** DIRECTIONS **
Transcribe every line of the material below without alteration, omitting any pictures.

* begin DATA LISTING *

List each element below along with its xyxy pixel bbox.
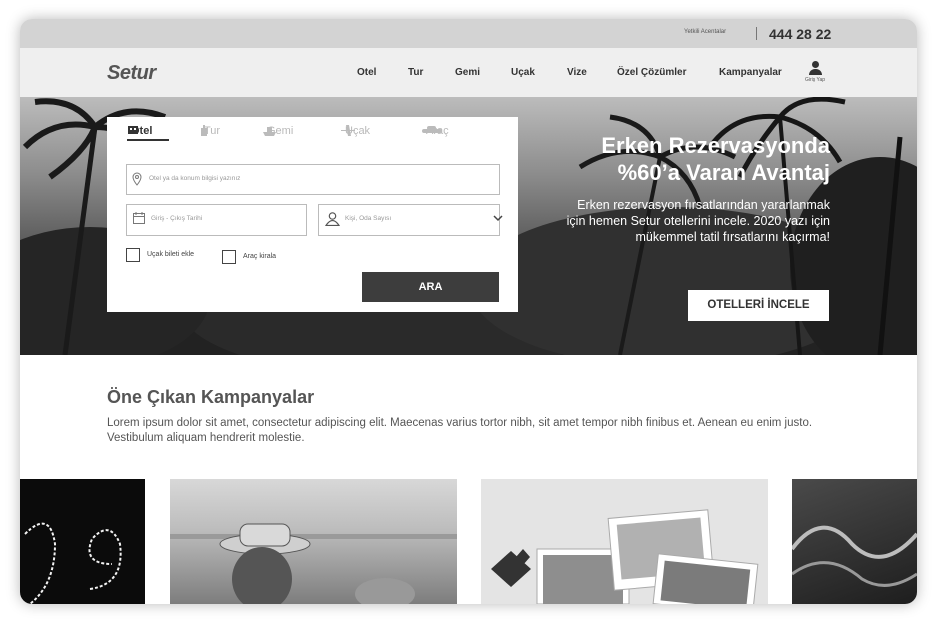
campaign-card[interactable] bbox=[170, 479, 457, 604]
nav-item-vize[interactable]: Vize bbox=[567, 67, 587, 78]
date-placeholder: Giriş - Çıkış Tarihi bbox=[151, 215, 203, 222]
nav-item-gemi[interactable]: Gemi bbox=[455, 67, 480, 78]
add-flight-checkbox[interactable] bbox=[126, 248, 140, 262]
location-placeholder: Otel ya da konum bilgisi yazınız bbox=[149, 175, 241, 182]
guests-select[interactable]: Kişi, Oda Sayısı bbox=[318, 204, 503, 236]
active-tab-indicator bbox=[127, 139, 169, 141]
campaign-card[interactable] bbox=[481, 479, 768, 604]
tab-ucak[interactable]: Uçak bbox=[341, 125, 370, 137]
sparkler-image bbox=[24, 522, 122, 604]
promo-title: Erken Rezervasyonda %60’a Varan Avantaj bbox=[601, 133, 830, 185]
campaign-carousel bbox=[20, 479, 917, 604]
rent-car-checkbox[interactable] bbox=[222, 250, 236, 264]
search-panel: Otel Tur Gemi Uçak Araç Otel ya da k bbox=[107, 117, 518, 312]
tab-otel[interactable]: Otel bbox=[127, 125, 169, 141]
rent-car-label: Araç kirala bbox=[243, 253, 277, 260]
campaign-card[interactable] bbox=[20, 479, 145, 604]
nav-item-otel[interactable]: Otel bbox=[357, 67, 376, 78]
login-button[interactable]: Giriş Yap bbox=[798, 61, 832, 83]
main-navigation: Setur Otel Tur Gemi Uçak Vize Özel Çözüm… bbox=[20, 48, 917, 97]
top-bar: Yetkili Acentalar 444 28 22 bbox=[20, 19, 917, 48]
nav-item-tur[interactable]: Tur bbox=[408, 67, 423, 78]
user-icon bbox=[811, 61, 819, 68]
guests-placeholder: Kişi, Oda Sayısı bbox=[345, 215, 392, 222]
promo-description: Erken rezervasyon fırsatlarından yararla… bbox=[566, 198, 830, 244]
nav-item-ozel-cozumler[interactable]: Özel Çözümler bbox=[617, 67, 686, 78]
featured-heading: Öne Çıkan Kampanyalar bbox=[107, 387, 315, 407]
add-flight-label: Uçak bileti ekle bbox=[147, 251, 195, 258]
tab-arac[interactable]: Araç bbox=[422, 125, 449, 137]
featured-description: Lorem ipsum dolor sit amet, consectetur … bbox=[107, 417, 813, 444]
date-input[interactable]: Giriş - Çıkış Tarihi bbox=[126, 204, 307, 236]
beach-woman-image bbox=[170, 523, 457, 604]
tab-gemi[interactable]: Gemi bbox=[263, 125, 293, 137]
location-input[interactable]: Otel ya da konum bilgisi yazınız bbox=[126, 164, 500, 195]
tab-tur[interactable]: Tur bbox=[200, 125, 220, 137]
search-button[interactable]: ARA bbox=[362, 272, 499, 302]
photo-collage-image bbox=[491, 509, 759, 604]
phone-number[interactable]: 444 28 22 bbox=[769, 26, 831, 42]
view-hotels-button[interactable]: OTELLERİ İNCELE bbox=[688, 290, 829, 321]
site-logo[interactable]: Setur bbox=[107, 62, 156, 85]
campaign-card[interactable] bbox=[792, 479, 917, 604]
nav-item-ucak[interactable]: Uçak bbox=[511, 67, 535, 78]
divider bbox=[756, 27, 757, 40]
waves-image bbox=[792, 525, 917, 587]
hero-banner: Otel Tur Gemi Uçak Araç Otel ya da k bbox=[20, 97, 917, 355]
authorized-agents-link[interactable]: Yetkili Acentalar bbox=[684, 29, 726, 35]
search-tabs: Otel Tur Gemi Uçak Araç bbox=[107, 117, 518, 146]
login-label: Giriş Yap bbox=[804, 77, 826, 83]
nav-item-kampanyalar[interactable]: Kampanyalar bbox=[719, 67, 782, 78]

* end DATA LISTING *

** EXPECTED ANSWER **
List each element below along with its xyxy pixel bbox.
campaign-card[interactable] bbox=[170, 479, 457, 604]
nav-item-vize[interactable]: Vize bbox=[567, 67, 587, 78]
date-placeholder: Giriş - Çıkış Tarihi bbox=[151, 215, 203, 222]
nav-item-gemi[interactable]: Gemi bbox=[455, 67, 480, 78]
add-flight-checkbox[interactable] bbox=[126, 248, 140, 262]
location-placeholder: Otel ya da konum bilgisi yazınız bbox=[149, 175, 241, 182]
guests-select[interactable]: Kişi, Oda Sayısı bbox=[318, 204, 503, 236]
active-tab-indicator bbox=[127, 139, 169, 141]
campaign-card[interactable] bbox=[481, 479, 768, 604]
tab-ucak[interactable]: Uçak bbox=[341, 125, 370, 137]
sparkler-image bbox=[24, 522, 122, 604]
promo-title: Erken Rezervasyonda %60’a Varan Avantaj bbox=[601, 133, 830, 185]
campaign-carousel bbox=[20, 479, 917, 604]
rent-car-checkbox[interactable] bbox=[222, 250, 236, 264]
search-panel: Otel Tur Gemi Uçak Araç Otel ya da k bbox=[107, 117, 518, 312]
tab-otel[interactable]: Otel bbox=[127, 125, 169, 141]
rent-car-label: Araç kirala bbox=[243, 253, 277, 260]
campaign-card[interactable] bbox=[20, 479, 145, 604]
nav-item-otel[interactable]: Otel bbox=[357, 67, 376, 78]
login-button[interactable]: Giriş Yap bbox=[798, 61, 832, 83]
main-navigation: Setur Otel Tur Gemi Uçak Vize Özel Çözüm… bbox=[20, 48, 917, 97]
top-bar: Yetkili Acentalar 444 28 22 bbox=[20, 19, 917, 48]
nav-item-tur[interactable]: Tur bbox=[408, 67, 423, 78]
user-icon bbox=[811, 61, 819, 68]
guests-placeholder: Kişi, Oda Sayısı bbox=[345, 215, 392, 222]
promo-description: Erken rezervasyon fırsatlarından yararla… bbox=[566, 198, 830, 244]
nav-item-ozel-cozumler[interactable]: Özel Çözümler bbox=[617, 67, 686, 78]
featured-heading: Öne Çıkan Kampanyalar bbox=[107, 387, 315, 407]
add-flight-label: Uçak bileti ekle bbox=[147, 251, 195, 258]
tab-arac[interactable]: Araç bbox=[422, 125, 449, 137]
featured-description: Lorem ipsum dolor sit amet, consectetur … bbox=[107, 417, 813, 444]
date-input[interactable]: Giriş - Çıkış Tarihi bbox=[126, 204, 307, 236]
beach-woman-image bbox=[170, 523, 457, 604]
tab-gemi[interactable]: Gemi bbox=[263, 125, 293, 137]
location-input[interactable]: Otel ya da konum bilgisi yazınız bbox=[126, 164, 500, 195]
tab-tur[interactable]: Tur bbox=[200, 125, 220, 137]
search-button[interactable]: ARA bbox=[362, 272, 499, 302]
photo-collage-image bbox=[491, 509, 759, 604]
phone-number[interactable]: 444 28 22 bbox=[769, 26, 831, 42]
view-hotels-button[interactable]: OTELLERİ İNCELE bbox=[688, 290, 829, 321]
site-logo[interactable]: Setur bbox=[107, 62, 156, 85]
campaign-card[interactable] bbox=[792, 479, 917, 604]
nav-item-ucak[interactable]: Uçak bbox=[511, 67, 535, 78]
divider bbox=[756, 27, 757, 40]
waves-image bbox=[792, 525, 917, 587]
hero-banner: Otel Tur Gemi Uçak Araç Otel ya da k bbox=[20, 97, 917, 355]
authorized-agents-link[interactable]: Yetkili Acentalar bbox=[684, 29, 726, 35]
search-tabs: Otel Tur Gemi Uçak Araç bbox=[107, 117, 518, 146]
login-label: Giriş Yap bbox=[804, 77, 826, 83]
nav-item-kampanyalar[interactable]: Kampanyalar bbox=[719, 67, 782, 78]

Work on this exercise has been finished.